**Objective:**
Output the records exactly as they appear, with no pictures included.

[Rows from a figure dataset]
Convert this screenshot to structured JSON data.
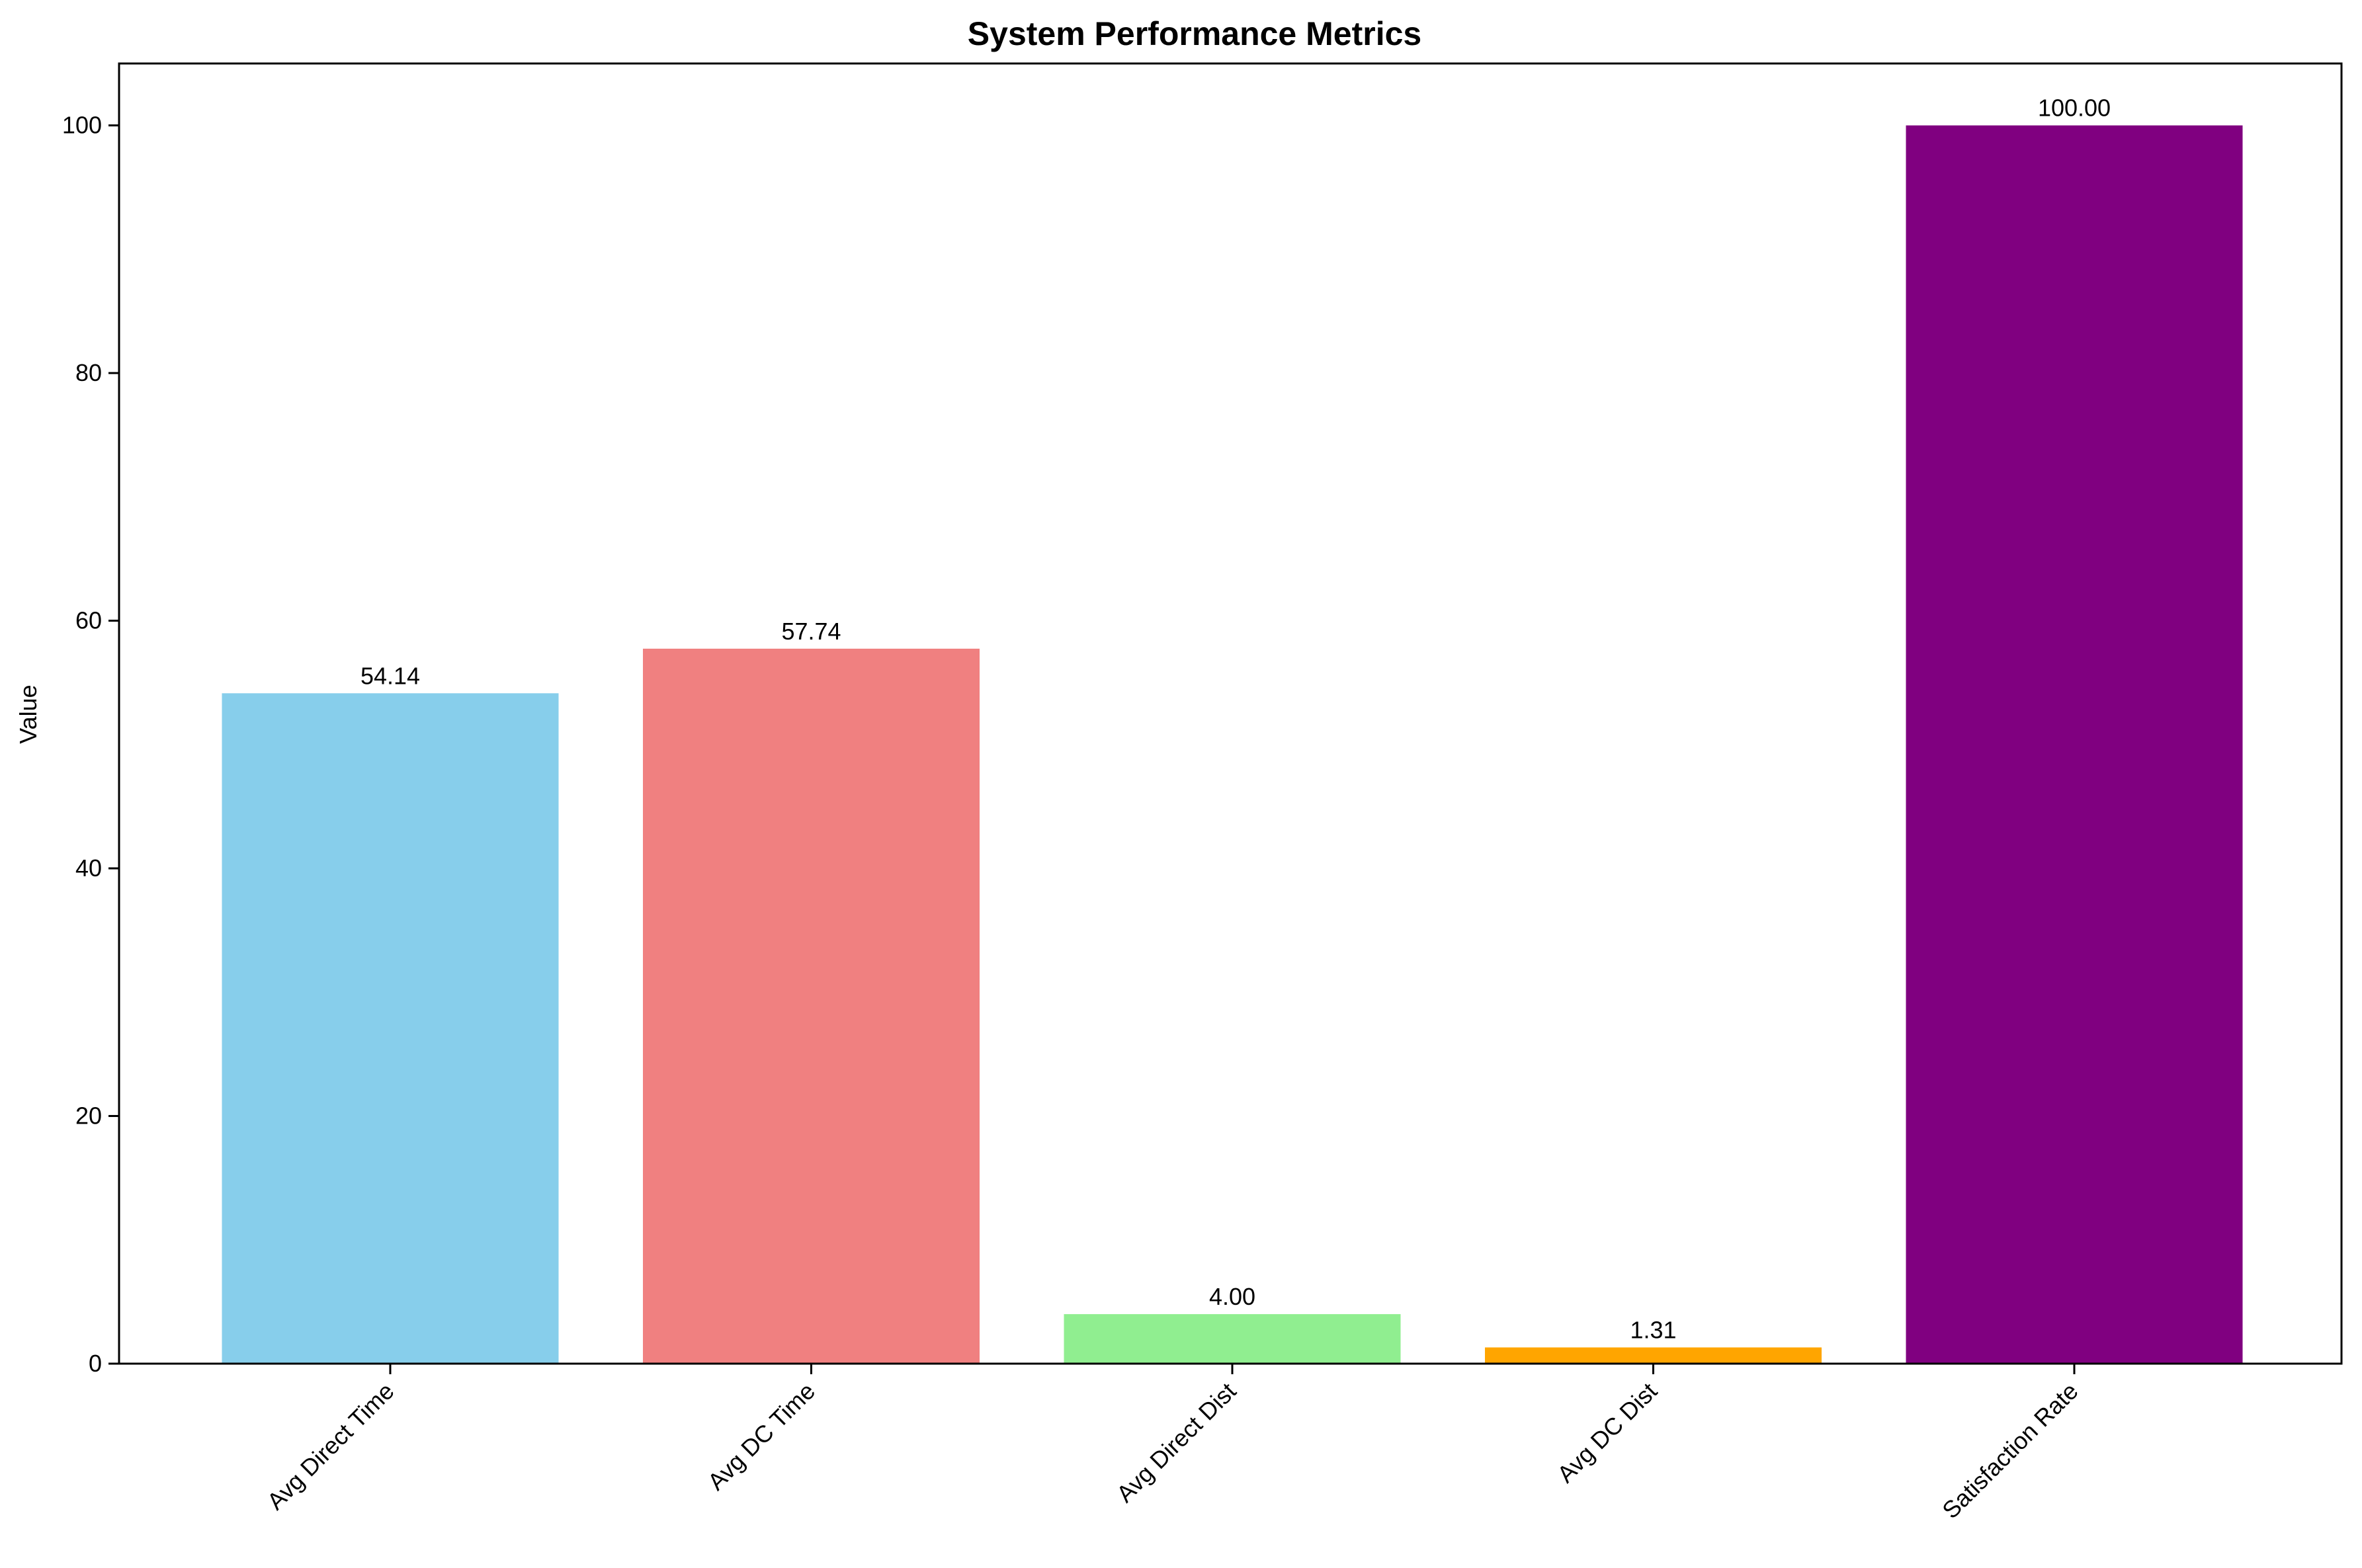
{
  "chart_data": {
    "type": "bar",
    "title": "System Performance Metrics",
    "xlabel": "",
    "ylabel": "Value",
    "categories": [
      "Avg Direct Time",
      "Avg DC Time",
      "Avg Direct Dist",
      "Avg DC Dist",
      "Satisfaction Rate"
    ],
    "values": [
      54.14,
      57.74,
      4.0,
      1.31,
      100.0
    ],
    "value_labels": [
      "54.14",
      "57.74",
      "4.00",
      "1.31",
      "100.00"
    ],
    "colors": [
      "#87ceeb",
      "#f08080",
      "#90ee90",
      "#ffa500",
      "#800080"
    ],
    "ylim": [
      0,
      105
    ],
    "yticks": [
      0,
      20,
      40,
      60,
      80,
      100
    ],
    "ytick_labels": [
      "0",
      "20",
      "40",
      "60",
      "80",
      "100"
    ],
    "grid": false,
    "legend": "none"
  }
}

**Worked answer:**
Convert this screenshot to structured JSON data.
{
  "chart_data": {
    "type": "bar",
    "title": "System Performance Metrics",
    "xlabel": "",
    "ylabel": "Value",
    "categories": [
      "Avg Direct Time",
      "Avg DC Time",
      "Avg Direct Dist",
      "Avg DC Dist",
      "Satisfaction Rate"
    ],
    "values": [
      54.14,
      57.74,
      4.0,
      1.31,
      100.0
    ],
    "value_labels": [
      "54.14",
      "57.74",
      "4.00",
      "1.31",
      "100.00"
    ],
    "colors": [
      "#87ceeb",
      "#f08080",
      "#90ee90",
      "#ffa500",
      "#800080"
    ],
    "ylim": [
      0,
      105
    ],
    "yticks": [
      0,
      20,
      40,
      60,
      80,
      100
    ],
    "ytick_labels": [
      "0",
      "20",
      "40",
      "60",
      "80",
      "100"
    ],
    "grid": false,
    "legend": "none"
  }
}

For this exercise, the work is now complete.